• Task requirements
Transcribe each line of the material as it is, and drop any picture.

-------------------------

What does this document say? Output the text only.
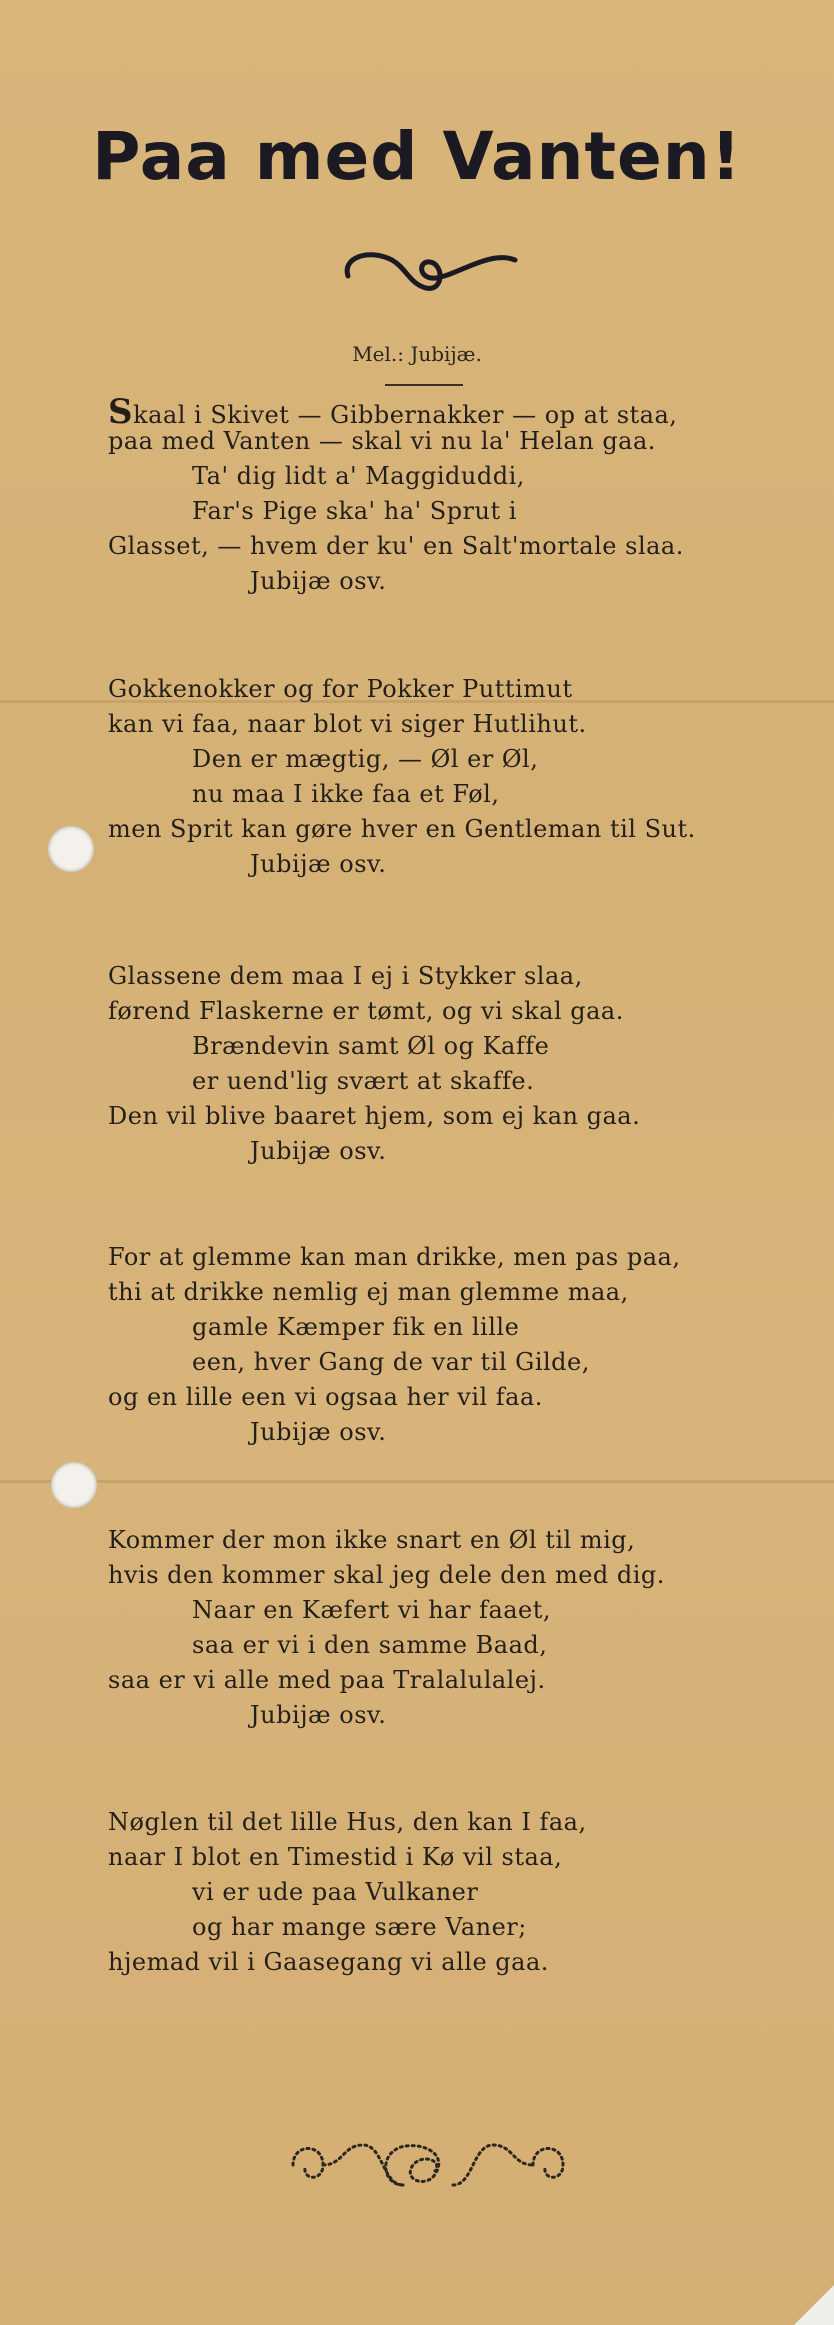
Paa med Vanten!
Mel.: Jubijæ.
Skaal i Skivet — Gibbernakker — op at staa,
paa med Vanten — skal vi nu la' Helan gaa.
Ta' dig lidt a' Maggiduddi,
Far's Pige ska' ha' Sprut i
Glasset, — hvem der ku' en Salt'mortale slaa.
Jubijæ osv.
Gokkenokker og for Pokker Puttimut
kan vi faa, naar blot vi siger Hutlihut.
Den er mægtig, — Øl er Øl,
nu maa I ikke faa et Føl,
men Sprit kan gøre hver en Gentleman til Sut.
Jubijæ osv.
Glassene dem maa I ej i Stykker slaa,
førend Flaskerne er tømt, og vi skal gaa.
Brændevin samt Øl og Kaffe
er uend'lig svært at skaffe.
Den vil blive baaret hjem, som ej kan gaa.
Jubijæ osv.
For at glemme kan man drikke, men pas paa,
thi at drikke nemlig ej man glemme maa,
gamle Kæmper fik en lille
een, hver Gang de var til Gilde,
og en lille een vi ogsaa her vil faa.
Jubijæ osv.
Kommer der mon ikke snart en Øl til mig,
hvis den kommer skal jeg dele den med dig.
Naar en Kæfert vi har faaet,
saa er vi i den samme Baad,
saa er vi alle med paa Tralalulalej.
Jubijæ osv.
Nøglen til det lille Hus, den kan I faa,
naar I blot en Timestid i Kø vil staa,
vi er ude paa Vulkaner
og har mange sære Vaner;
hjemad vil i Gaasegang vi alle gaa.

-------------------------

• Full answer
What does this document say? Output the text only.
Paa med Vanten!
Mel.: Jubijæ.
Skaal i Skivet — Gibbernakker — op at staa,
paa med Vanten — skal vi nu la' Helan gaa.
Ta' dig lidt a' Maggiduddi,
Far's Pige ska' ha' Sprut i
Glasset, — hvem der ku' en Salt'mortale slaa.
Jubijæ osv.
Gokkenokker og for Pokker Puttimut
kan vi faa, naar blot vi siger Hutlihut.
Den er mægtig, — Øl er Øl,
nu maa I ikke faa et Føl,
men Sprit kan gøre hver en Gentleman til Sut.
Jubijæ osv.
Glassene dem maa I ej i Stykker slaa,
førend Flaskerne er tømt, og vi skal gaa.
Brændevin samt Øl og Kaffe
er uend'lig svært at skaffe.
Den vil blive baaret hjem, som ej kan gaa.
Jubijæ osv.
For at glemme kan man drikke, men pas paa,
thi at drikke nemlig ej man glemme maa,
gamle Kæmper fik en lille
een, hver Gang de var til Gilde,
og en lille een vi ogsaa her vil faa.
Jubijæ osv.
Kommer der mon ikke snart en Øl til mig,
hvis den kommer skal jeg dele den med dig.
Naar en Kæfert vi har faaet,
saa er vi i den samme Baad,
saa er vi alle med paa Tralalulalej.
Jubijæ osv.
Nøglen til det lille Hus, den kan I faa,
naar I blot en Timestid i Kø vil staa,
vi er ude paa Vulkaner
og har mange sære Vaner;
hjemad vil i Gaasegang vi alle gaa.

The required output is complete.